Brief
Restate, word for word, all of the material shown below.

Extracted records
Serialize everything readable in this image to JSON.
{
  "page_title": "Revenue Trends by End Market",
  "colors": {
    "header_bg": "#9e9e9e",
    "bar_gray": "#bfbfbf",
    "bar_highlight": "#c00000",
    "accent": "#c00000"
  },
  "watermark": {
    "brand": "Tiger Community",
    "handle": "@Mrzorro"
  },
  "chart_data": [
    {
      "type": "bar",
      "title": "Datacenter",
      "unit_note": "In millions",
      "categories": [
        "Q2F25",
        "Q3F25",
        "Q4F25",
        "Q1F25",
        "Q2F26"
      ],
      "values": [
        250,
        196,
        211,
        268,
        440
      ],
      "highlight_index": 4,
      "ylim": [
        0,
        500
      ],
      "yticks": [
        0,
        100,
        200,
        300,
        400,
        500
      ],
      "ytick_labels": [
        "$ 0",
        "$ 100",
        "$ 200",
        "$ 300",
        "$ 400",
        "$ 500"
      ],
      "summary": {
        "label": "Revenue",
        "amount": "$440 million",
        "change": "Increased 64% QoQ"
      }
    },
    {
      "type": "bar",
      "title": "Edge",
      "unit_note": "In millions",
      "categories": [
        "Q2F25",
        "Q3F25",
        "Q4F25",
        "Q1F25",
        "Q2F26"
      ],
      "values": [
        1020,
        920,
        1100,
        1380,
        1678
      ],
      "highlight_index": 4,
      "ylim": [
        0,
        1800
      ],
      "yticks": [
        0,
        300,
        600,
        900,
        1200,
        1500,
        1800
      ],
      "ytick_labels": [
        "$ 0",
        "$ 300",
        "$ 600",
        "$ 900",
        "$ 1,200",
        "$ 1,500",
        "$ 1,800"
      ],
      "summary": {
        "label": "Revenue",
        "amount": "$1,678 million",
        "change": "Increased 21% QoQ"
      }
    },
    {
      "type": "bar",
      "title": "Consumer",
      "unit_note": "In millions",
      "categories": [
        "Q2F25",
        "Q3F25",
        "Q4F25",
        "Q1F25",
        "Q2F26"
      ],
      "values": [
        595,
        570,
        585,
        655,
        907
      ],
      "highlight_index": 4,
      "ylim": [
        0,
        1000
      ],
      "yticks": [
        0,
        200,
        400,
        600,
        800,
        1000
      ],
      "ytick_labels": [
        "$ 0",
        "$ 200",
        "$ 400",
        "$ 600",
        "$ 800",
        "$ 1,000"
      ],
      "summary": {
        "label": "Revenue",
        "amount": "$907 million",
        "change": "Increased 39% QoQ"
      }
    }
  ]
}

Response to the task
Serialize everything readable in this image to JSON.
{
  "page_title": "Revenue Trends by End Market",
  "colors": {
    "header_bg": "#9e9e9e",
    "bar_gray": "#bfbfbf",
    "bar_highlight": "#c00000",
    "accent": "#c00000"
  },
  "watermark": {
    "brand": "Tiger Community",
    "handle": "@Mrzorro"
  },
  "chart_data": [
    {
      "type": "bar",
      "title": "Datacenter",
      "unit_note": "In millions",
      "categories": [
        "Q2F25",
        "Q3F25",
        "Q4F25",
        "Q1F25",
        "Q2F26"
      ],
      "values": [
        250,
        196,
        211,
        268,
        440
      ],
      "highlight_index": 4,
      "ylim": [
        0,
        500
      ],
      "yticks": [
        0,
        100,
        200,
        300,
        400,
        500
      ],
      "ytick_labels": [
        "$ 0",
        "$ 100",
        "$ 200",
        "$ 300",
        "$ 400",
        "$ 500"
      ],
      "summary": {
        "label": "Revenue",
        "amount": "$440 million",
        "change": "Increased 64% QoQ"
      }
    },
    {
      "type": "bar",
      "title": "Edge",
      "unit_note": "In millions",
      "categories": [
        "Q2F25",
        "Q3F25",
        "Q4F25",
        "Q1F25",
        "Q2F26"
      ],
      "values": [
        1020,
        920,
        1100,
        1380,
        1678
      ],
      "highlight_index": 4,
      "ylim": [
        0,
        1800
      ],
      "yticks": [
        0,
        300,
        600,
        900,
        1200,
        1500,
        1800
      ],
      "ytick_labels": [
        "$ 0",
        "$ 300",
        "$ 600",
        "$ 900",
        "$ 1,200",
        "$ 1,500",
        "$ 1,800"
      ],
      "summary": {
        "label": "Revenue",
        "amount": "$1,678 million",
        "change": "Increased 21% QoQ"
      }
    },
    {
      "type": "bar",
      "title": "Consumer",
      "unit_note": "In millions",
      "categories": [
        "Q2F25",
        "Q3F25",
        "Q4F25",
        "Q1F25",
        "Q2F26"
      ],
      "values": [
        595,
        570,
        585,
        655,
        907
      ],
      "highlight_index": 4,
      "ylim": [
        0,
        1000
      ],
      "yticks": [
        0,
        200,
        400,
        600,
        800,
        1000
      ],
      "ytick_labels": [
        "$ 0",
        "$ 200",
        "$ 400",
        "$ 600",
        "$ 800",
        "$ 1,000"
      ],
      "summary": {
        "label": "Revenue",
        "amount": "$907 million",
        "change": "Increased 39% QoQ"
      }
    }
  ]
}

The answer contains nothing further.